## WRITTEN PROBLEM
Count how many lines of the material hold "himoya". Respond with that number alone.

## ENTRIES PROVIDED
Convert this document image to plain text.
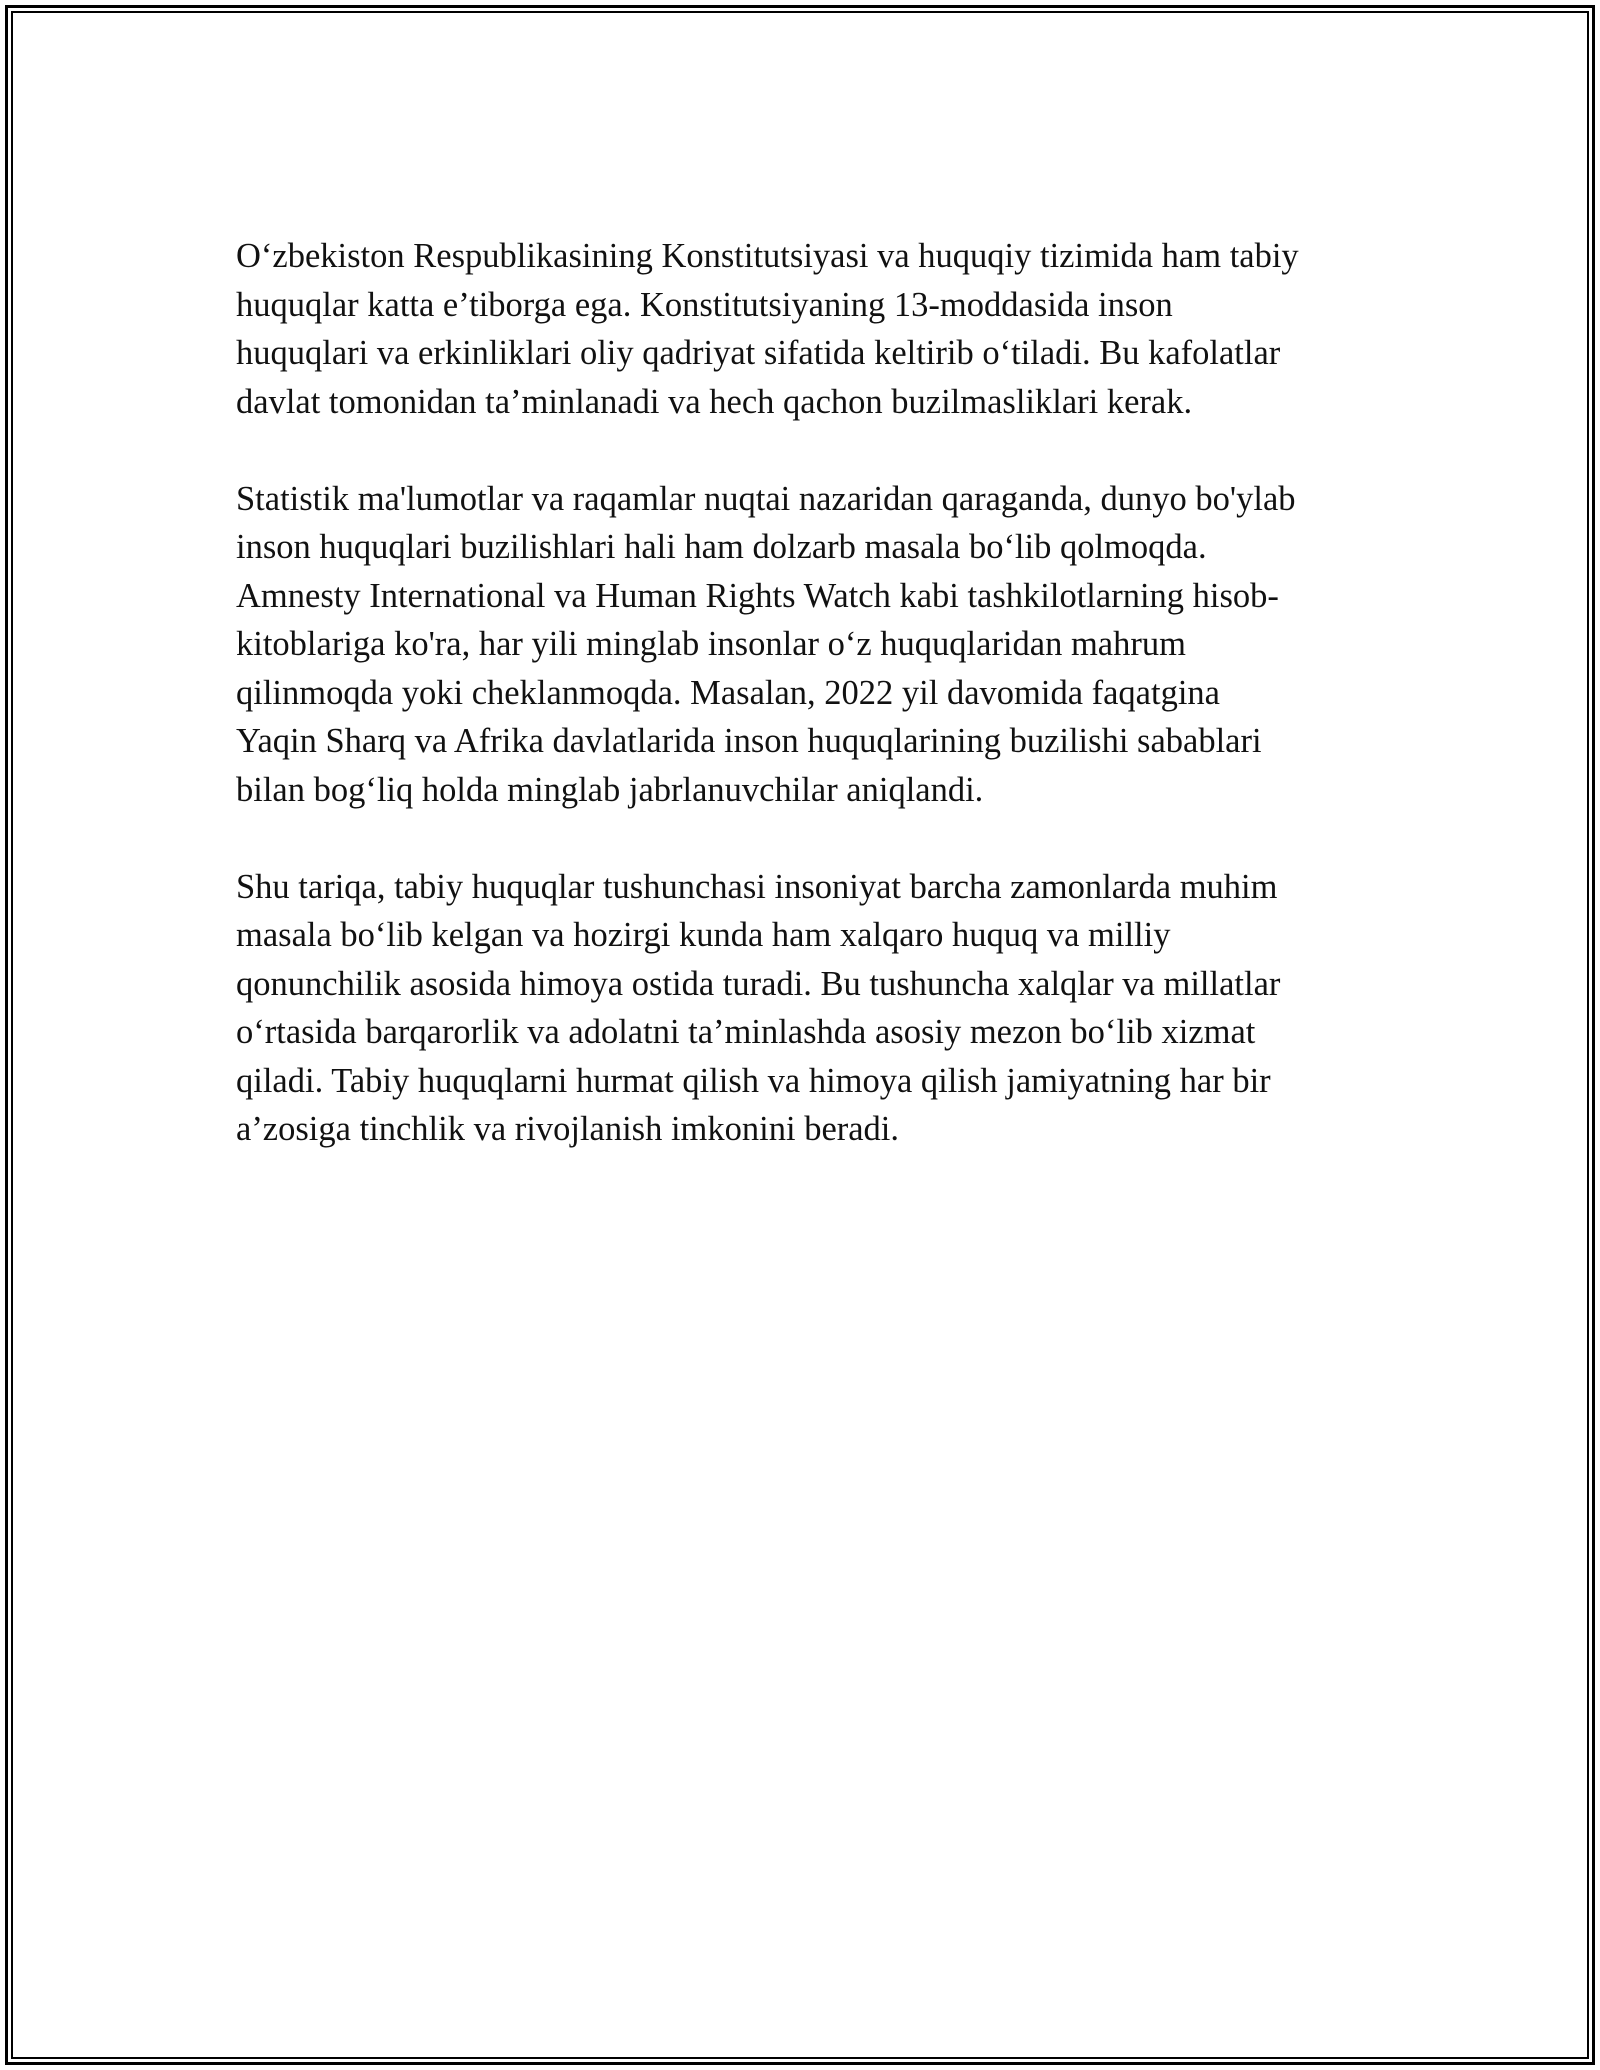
O‘zbekiston Respublikasining Konstitutsiyasi va huquqiy tizimida ham tabiy
huquqlar katta e’tiborga ega. Konstitutsiyaning 13-moddasida inson
huquqlari va erkinliklari oliy qadriyat sifatida keltirib o‘tiladi. Bu kafolatlar
davlat tomonidan ta’minlanadi va hech qachon buzilmasliklari kerak.

Statistik ma'lumotlar va raqamlar nuqtai nazaridan qaraganda, dunyo bo'ylab
inson huquqlari buzilishlari hali ham dolzarb masala bo‘lib qolmoqda.
Amnesty International va Human Rights Watch kabi tashkilotlarning hisob-
kitoblariga ko'ra, har yili minglab insonlar o‘z huquqlaridan mahrum
qilinmoqda yoki cheklanmoqda. Masalan, 2022 yil davomida faqatgina
Yaqin Sharq va Afrika davlatlarida inson huquqlarining buzilishi sabablari
bilan bog‘liq holda minglab jabrlanuvchilar aniqlandi.

Shu tariqa, tabiy huquqlar tushunchasi insoniyat barcha zamonlarda muhim
masala bo‘lib kelgan va hozirgi kunda ham xalqaro huquq va milliy
qonunchilik asosida himoya ostida turadi. Bu tushuncha xalqlar va millatlar
o‘rtasida barqarorlik va adolatni ta’minlashda asosiy mezon bo‘lib xizmat
qiladi. Tabiy huquqlarni hurmat qilish va himoya qilish jamiyatning har bir
a’zosiga tinchlik va rivojlanish imkonini beradi.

## OUTPUT
2